The task:
Look through the data below. Pick out the lines holding the string "name".

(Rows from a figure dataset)
»»
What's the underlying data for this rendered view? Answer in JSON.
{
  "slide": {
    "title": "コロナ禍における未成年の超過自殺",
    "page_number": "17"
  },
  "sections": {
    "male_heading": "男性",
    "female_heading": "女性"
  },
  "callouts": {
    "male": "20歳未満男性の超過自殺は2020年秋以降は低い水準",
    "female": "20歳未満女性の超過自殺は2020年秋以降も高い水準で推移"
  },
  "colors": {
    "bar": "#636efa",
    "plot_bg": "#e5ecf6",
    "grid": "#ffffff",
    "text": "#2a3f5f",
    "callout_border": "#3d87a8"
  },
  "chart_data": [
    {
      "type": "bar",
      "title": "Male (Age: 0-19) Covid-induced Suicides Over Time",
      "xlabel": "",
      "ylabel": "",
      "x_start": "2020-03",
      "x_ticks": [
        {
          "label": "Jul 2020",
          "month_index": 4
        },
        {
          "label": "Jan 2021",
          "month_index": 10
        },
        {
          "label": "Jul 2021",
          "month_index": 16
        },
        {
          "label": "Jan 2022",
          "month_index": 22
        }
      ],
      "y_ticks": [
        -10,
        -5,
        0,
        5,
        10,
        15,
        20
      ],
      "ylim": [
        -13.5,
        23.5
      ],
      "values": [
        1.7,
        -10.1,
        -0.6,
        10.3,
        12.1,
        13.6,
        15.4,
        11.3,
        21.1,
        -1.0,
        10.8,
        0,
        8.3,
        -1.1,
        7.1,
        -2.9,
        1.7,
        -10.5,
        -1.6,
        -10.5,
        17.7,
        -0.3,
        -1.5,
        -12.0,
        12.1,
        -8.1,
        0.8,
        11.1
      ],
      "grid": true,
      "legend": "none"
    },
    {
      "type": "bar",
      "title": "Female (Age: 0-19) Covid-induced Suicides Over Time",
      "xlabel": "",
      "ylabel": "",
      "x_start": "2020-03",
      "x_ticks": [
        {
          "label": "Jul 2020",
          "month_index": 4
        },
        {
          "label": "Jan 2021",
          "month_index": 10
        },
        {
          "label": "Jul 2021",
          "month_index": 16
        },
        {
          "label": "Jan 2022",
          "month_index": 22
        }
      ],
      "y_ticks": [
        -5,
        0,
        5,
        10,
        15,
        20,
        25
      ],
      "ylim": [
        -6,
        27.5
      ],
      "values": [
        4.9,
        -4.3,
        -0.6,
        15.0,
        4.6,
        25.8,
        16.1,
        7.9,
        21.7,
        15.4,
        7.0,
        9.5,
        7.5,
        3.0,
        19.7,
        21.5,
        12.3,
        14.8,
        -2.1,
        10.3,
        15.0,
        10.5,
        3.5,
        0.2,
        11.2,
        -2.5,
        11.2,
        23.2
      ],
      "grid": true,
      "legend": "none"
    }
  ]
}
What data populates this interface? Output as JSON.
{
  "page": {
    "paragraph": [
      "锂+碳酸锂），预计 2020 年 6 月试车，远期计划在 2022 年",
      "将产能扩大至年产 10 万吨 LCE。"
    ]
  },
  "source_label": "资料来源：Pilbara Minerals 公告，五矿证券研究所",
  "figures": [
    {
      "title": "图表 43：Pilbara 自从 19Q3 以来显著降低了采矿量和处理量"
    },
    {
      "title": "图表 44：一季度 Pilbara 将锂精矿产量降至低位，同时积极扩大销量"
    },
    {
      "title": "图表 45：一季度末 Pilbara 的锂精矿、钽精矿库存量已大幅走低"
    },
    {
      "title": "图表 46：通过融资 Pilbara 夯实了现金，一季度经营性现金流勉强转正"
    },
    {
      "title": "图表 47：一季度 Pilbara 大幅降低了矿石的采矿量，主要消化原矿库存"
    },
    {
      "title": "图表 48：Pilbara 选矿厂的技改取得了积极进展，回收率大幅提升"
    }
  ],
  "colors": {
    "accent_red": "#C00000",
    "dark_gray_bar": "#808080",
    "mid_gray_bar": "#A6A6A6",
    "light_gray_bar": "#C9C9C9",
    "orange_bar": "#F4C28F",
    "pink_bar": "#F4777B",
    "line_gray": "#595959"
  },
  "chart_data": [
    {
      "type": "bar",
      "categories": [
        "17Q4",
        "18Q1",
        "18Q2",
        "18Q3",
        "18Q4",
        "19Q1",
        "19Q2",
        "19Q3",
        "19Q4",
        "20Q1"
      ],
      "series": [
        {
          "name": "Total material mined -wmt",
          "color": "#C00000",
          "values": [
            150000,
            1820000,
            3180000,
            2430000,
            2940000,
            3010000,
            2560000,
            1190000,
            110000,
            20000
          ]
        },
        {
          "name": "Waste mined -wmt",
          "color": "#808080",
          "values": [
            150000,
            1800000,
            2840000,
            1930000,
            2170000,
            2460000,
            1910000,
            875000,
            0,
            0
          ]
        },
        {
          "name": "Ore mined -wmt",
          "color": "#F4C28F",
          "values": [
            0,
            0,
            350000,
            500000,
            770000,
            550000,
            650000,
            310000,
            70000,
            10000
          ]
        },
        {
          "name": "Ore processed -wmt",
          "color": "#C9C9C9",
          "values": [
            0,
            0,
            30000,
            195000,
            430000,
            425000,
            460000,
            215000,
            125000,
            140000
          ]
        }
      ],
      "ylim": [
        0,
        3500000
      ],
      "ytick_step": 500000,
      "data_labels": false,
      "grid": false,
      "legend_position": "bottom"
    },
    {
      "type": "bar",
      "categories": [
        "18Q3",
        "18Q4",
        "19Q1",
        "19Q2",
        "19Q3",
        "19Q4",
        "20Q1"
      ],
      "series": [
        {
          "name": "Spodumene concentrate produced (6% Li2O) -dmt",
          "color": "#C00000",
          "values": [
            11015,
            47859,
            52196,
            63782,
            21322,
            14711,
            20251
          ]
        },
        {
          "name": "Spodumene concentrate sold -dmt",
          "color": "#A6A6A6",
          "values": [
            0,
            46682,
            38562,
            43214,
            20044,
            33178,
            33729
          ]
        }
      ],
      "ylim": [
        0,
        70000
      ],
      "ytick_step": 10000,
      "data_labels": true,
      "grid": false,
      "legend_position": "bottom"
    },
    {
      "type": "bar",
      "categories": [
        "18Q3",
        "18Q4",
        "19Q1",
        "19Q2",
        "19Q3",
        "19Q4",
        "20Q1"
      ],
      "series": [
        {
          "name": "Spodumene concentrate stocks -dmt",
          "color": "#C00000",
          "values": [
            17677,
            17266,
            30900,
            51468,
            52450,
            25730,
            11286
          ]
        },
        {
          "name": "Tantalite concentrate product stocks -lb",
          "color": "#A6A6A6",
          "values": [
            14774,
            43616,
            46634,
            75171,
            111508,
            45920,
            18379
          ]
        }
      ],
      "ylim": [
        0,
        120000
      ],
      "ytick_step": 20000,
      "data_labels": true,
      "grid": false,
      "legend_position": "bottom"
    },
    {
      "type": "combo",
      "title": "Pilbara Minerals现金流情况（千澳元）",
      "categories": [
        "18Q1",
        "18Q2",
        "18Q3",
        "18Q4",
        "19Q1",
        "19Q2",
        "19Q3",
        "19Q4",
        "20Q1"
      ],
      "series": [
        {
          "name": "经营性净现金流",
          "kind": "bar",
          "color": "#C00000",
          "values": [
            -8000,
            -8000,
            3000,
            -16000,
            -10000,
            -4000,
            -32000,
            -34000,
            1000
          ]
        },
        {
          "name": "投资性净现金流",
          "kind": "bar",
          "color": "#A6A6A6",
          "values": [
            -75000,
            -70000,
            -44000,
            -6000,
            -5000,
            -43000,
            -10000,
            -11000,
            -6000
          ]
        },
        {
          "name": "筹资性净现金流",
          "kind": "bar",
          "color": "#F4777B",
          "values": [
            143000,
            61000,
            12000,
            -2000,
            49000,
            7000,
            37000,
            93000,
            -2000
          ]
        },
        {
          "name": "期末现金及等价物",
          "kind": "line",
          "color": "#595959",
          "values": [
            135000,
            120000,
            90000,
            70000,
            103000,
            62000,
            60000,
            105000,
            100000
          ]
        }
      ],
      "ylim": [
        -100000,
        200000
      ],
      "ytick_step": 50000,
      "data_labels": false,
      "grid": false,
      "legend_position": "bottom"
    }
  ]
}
««
Answer:
          "name": "Total material mined -wmt",
          "name": "Waste mined -wmt",
          "name": "Ore mined -wmt",
          "name": "Ore processed -wmt",
          "name": "Spodumene concentrate produced (6% Li2O) -dmt",
          "name": "Spodumene concentrate sold -dmt",
          "name": "Spodumene concentrate stocks -dmt",
          "name": "Tantalite concentrate product stocks -lb",
          "name": "经营性净现金流",
          "name": "投资性净现金流",
          "name": "筹资性净现金流",
          "name": "期末现金及等价物",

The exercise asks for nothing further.